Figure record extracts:
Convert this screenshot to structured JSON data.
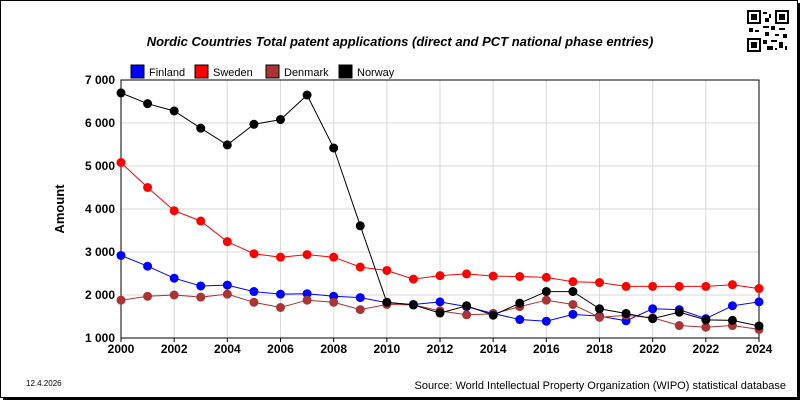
{
  "chart_data": {
    "type": "line",
    "title": "Nordic Countries Total patent applications (direct and PCT national phase entries)",
    "xlabel": "",
    "ylabel": "Amount",
    "x": [
      2000,
      2001,
      2002,
      2003,
      2004,
      2005,
      2006,
      2007,
      2008,
      2009,
      2010,
      2011,
      2012,
      2013,
      2014,
      2015,
      2016,
      2017,
      2018,
      2019,
      2020,
      2021,
      2022,
      2023,
      2024
    ],
    "xlim": [
      2000,
      2024
    ],
    "xticks": [
      "2000",
      "2002",
      "2004",
      "2006",
      "2008",
      "2010",
      "2012",
      "2014",
      "2016",
      "2018",
      "2020",
      "2022",
      "2024"
    ],
    "ylim": [
      1000,
      7000
    ],
    "yticks": [
      "1 000",
      "2 000",
      "3 000",
      "4 000",
      "5 000",
      "6 000",
      "7 000"
    ],
    "grid": true,
    "legend_position": "top",
    "series": [
      {
        "name": "Finland",
        "color": "#0000ff",
        "values": [
          2920,
          2670,
          2390,
          2210,
          2230,
          2080,
          2020,
          2030,
          1970,
          1940,
          1820,
          1780,
          1840,
          1730,
          1570,
          1430,
          1390,
          1550,
          1510,
          1400,
          1680,
          1660,
          1450,
          1750,
          1840
        ]
      },
      {
        "name": "Sweden",
        "color": "#ff0000",
        "values": [
          5080,
          4500,
          3960,
          3720,
          3240,
          2960,
          2880,
          2940,
          2880,
          2650,
          2570,
          2370,
          2450,
          2490,
          2440,
          2430,
          2410,
          2310,
          2290,
          2200,
          2200,
          2200,
          2200,
          2240,
          2150
        ]
      },
      {
        "name": "Denmark",
        "color": "#aa3333",
        "values": [
          1880,
          1970,
          2000,
          1950,
          2020,
          1830,
          1710,
          1880,
          1830,
          1660,
          1780,
          1770,
          1630,
          1540,
          1560,
          1730,
          1880,
          1780,
          1480,
          1530,
          1470,
          1290,
          1250,
          1290,
          1200
        ]
      },
      {
        "name": "Norway",
        "color": "#000000",
        "values": [
          6700,
          6450,
          6280,
          5880,
          5490,
          5970,
          6080,
          6650,
          5420,
          3610,
          1830,
          1770,
          1580,
          1750,
          1530,
          1810,
          2080,
          2080,
          1680,
          1570,
          1450,
          1600,
          1420,
          1410,
          1280
        ]
      }
    ]
  },
  "date": "12.4.2026",
  "source": "Source: World Intellectual Property Organization (WIPO) statistical database"
}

→ EXERCISE DESCRIPTION: Go through the data and gather every line that holds "name".

→ WRITTEN RESPONSE:
        "name": "Finland",
        "name": "Sweden",
        "name": "Denmark",
        "name": "Norway",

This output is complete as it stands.